● Task details: Repeat what the lines below say, word for word, and skip every image.

● Records shown:

>> begin

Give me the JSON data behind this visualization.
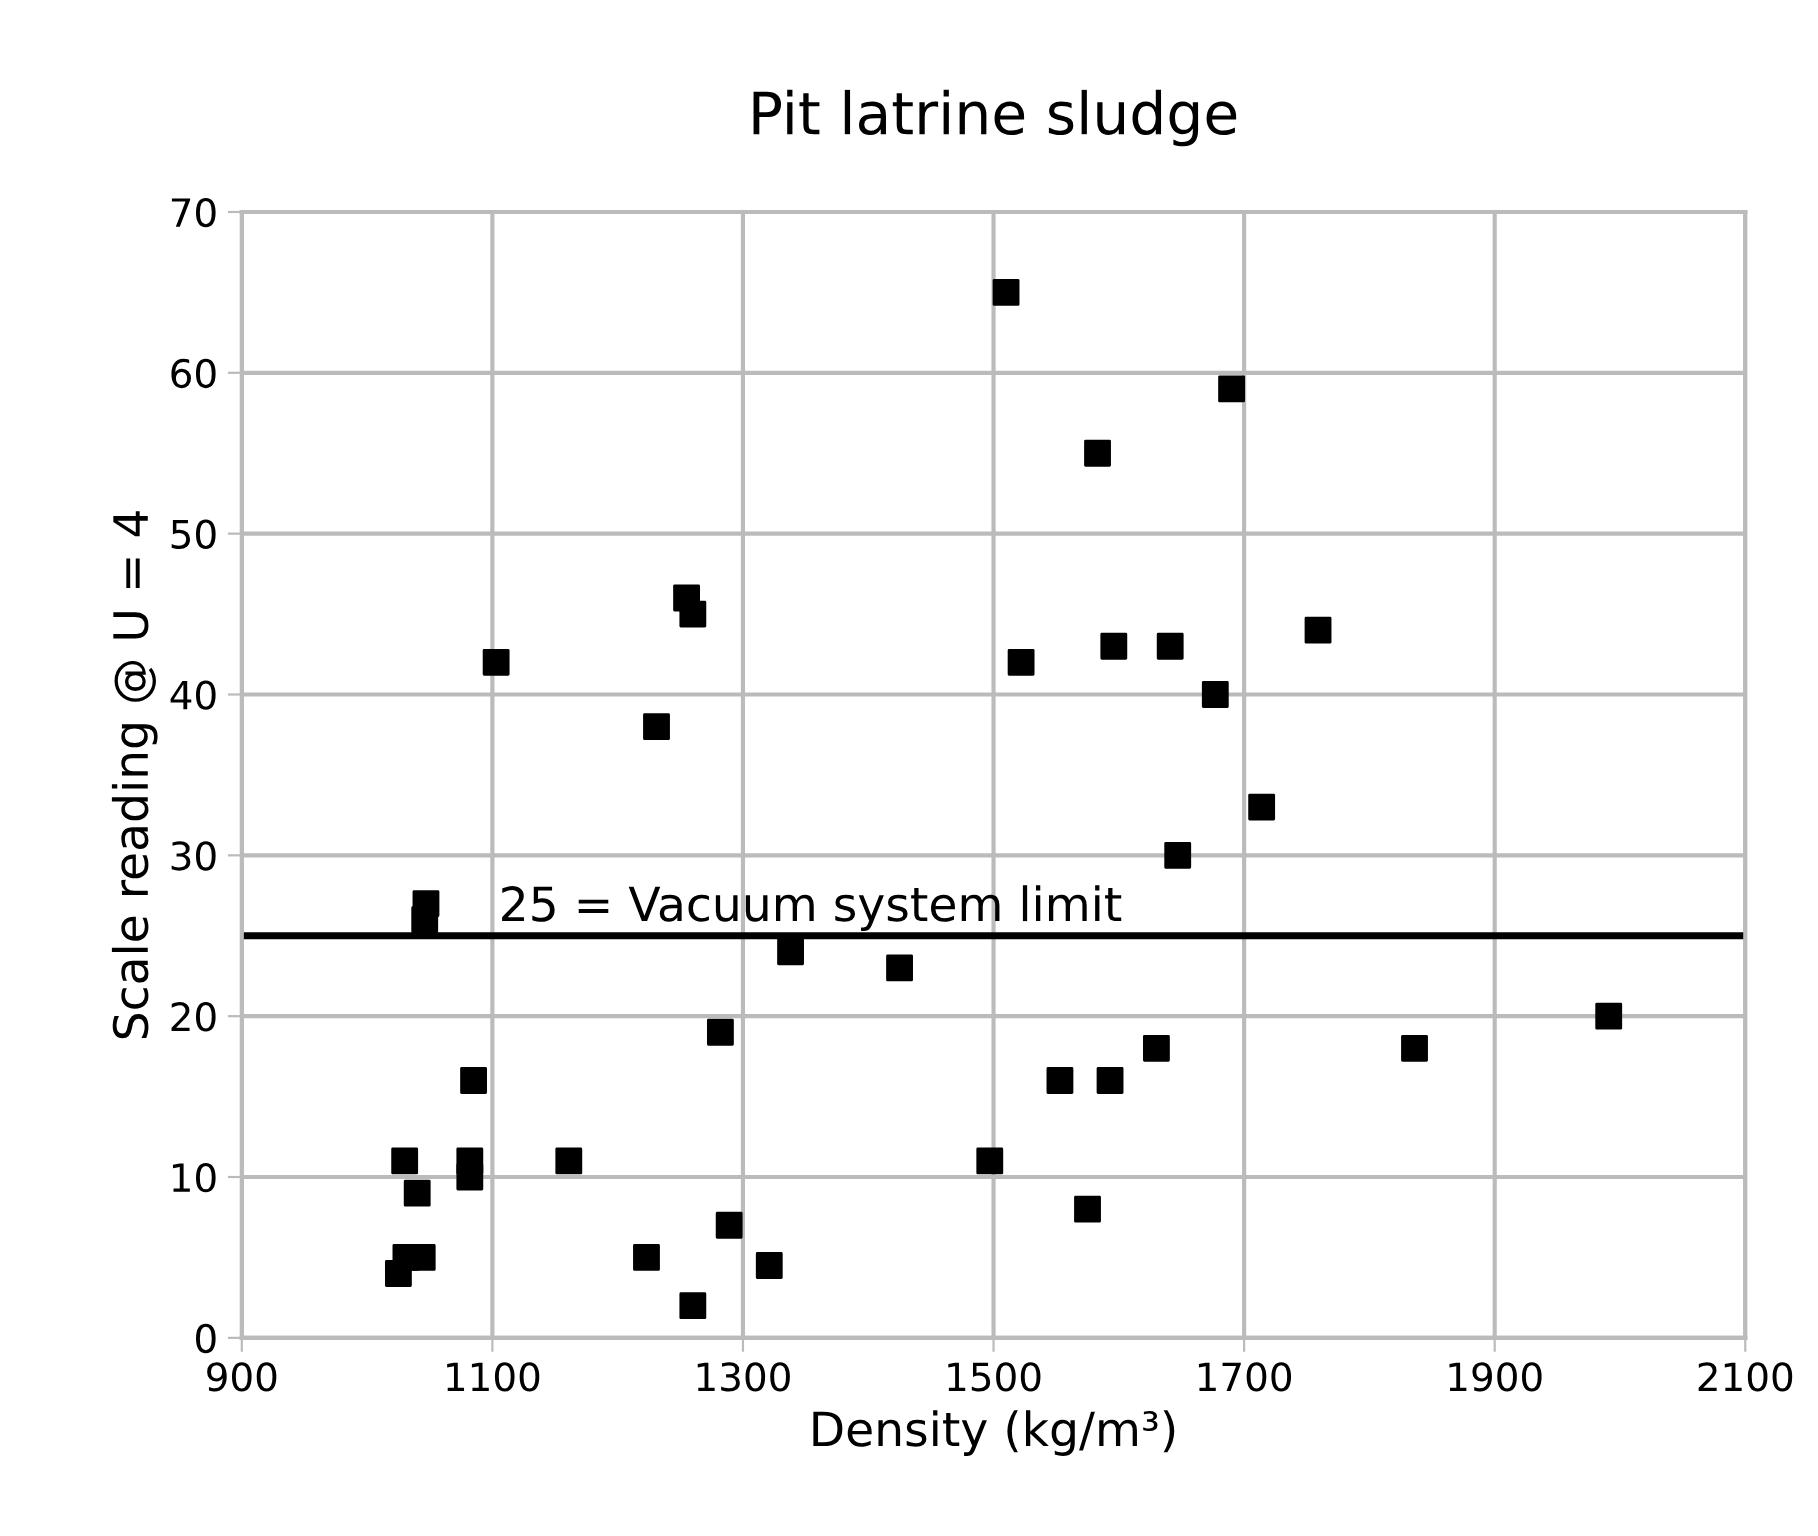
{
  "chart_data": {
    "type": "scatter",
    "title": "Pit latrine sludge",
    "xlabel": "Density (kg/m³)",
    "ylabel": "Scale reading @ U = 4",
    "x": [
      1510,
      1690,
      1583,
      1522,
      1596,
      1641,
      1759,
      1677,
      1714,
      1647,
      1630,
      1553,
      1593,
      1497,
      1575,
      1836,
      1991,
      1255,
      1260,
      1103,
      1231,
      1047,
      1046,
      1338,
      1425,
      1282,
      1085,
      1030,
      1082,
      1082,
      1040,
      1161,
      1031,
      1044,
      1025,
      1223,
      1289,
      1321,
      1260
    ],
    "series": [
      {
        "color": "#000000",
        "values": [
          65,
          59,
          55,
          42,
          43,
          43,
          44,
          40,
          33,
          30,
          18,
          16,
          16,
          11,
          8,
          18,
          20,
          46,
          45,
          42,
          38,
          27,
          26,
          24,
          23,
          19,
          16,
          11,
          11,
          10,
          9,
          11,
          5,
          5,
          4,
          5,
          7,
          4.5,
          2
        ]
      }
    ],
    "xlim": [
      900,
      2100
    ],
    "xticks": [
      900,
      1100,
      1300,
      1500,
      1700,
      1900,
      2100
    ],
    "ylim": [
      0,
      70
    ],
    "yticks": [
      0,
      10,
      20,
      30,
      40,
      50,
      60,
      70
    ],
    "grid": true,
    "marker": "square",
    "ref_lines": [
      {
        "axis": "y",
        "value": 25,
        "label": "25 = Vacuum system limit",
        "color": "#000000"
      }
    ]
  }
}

>> end

● Written answer:
Give me the JSON data behind this visualization.
{
  "chart_data": {
    "type": "scatter",
    "title": "Pit latrine sludge",
    "xlabel": "Density (kg/m³)",
    "ylabel": "Scale reading @ U = 4",
    "x": [
      1510,
      1690,
      1583,
      1522,
      1596,
      1641,
      1759,
      1677,
      1714,
      1647,
      1630,
      1553,
      1593,
      1497,
      1575,
      1836,
      1991,
      1255,
      1260,
      1103,
      1231,
      1047,
      1046,
      1338,
      1425,
      1282,
      1085,
      1030,
      1082,
      1082,
      1040,
      1161,
      1031,
      1044,
      1025,
      1223,
      1289,
      1321,
      1260
    ],
    "series": [
      {
        "color": "#000000",
        "values": [
          65,
          59,
          55,
          42,
          43,
          43,
          44,
          40,
          33,
          30,
          18,
          16,
          16,
          11,
          8,
          18,
          20,
          46,
          45,
          42,
          38,
          27,
          26,
          24,
          23,
          19,
          16,
          11,
          11,
          10,
          9,
          11,
          5,
          5,
          4,
          5,
          7,
          4.5,
          2
        ]
      }
    ],
    "xlim": [
      900,
      2100
    ],
    "xticks": [
      900,
      1100,
      1300,
      1500,
      1700,
      1900,
      2100
    ],
    "ylim": [
      0,
      70
    ],
    "yticks": [
      0,
      10,
      20,
      30,
      40,
      50,
      60,
      70
    ],
    "grid": true,
    "marker": "square",
    "ref_lines": [
      {
        "axis": "y",
        "value": 25,
        "label": "25 = Vacuum system limit",
        "color": "#000000"
      }
    ]
  }
}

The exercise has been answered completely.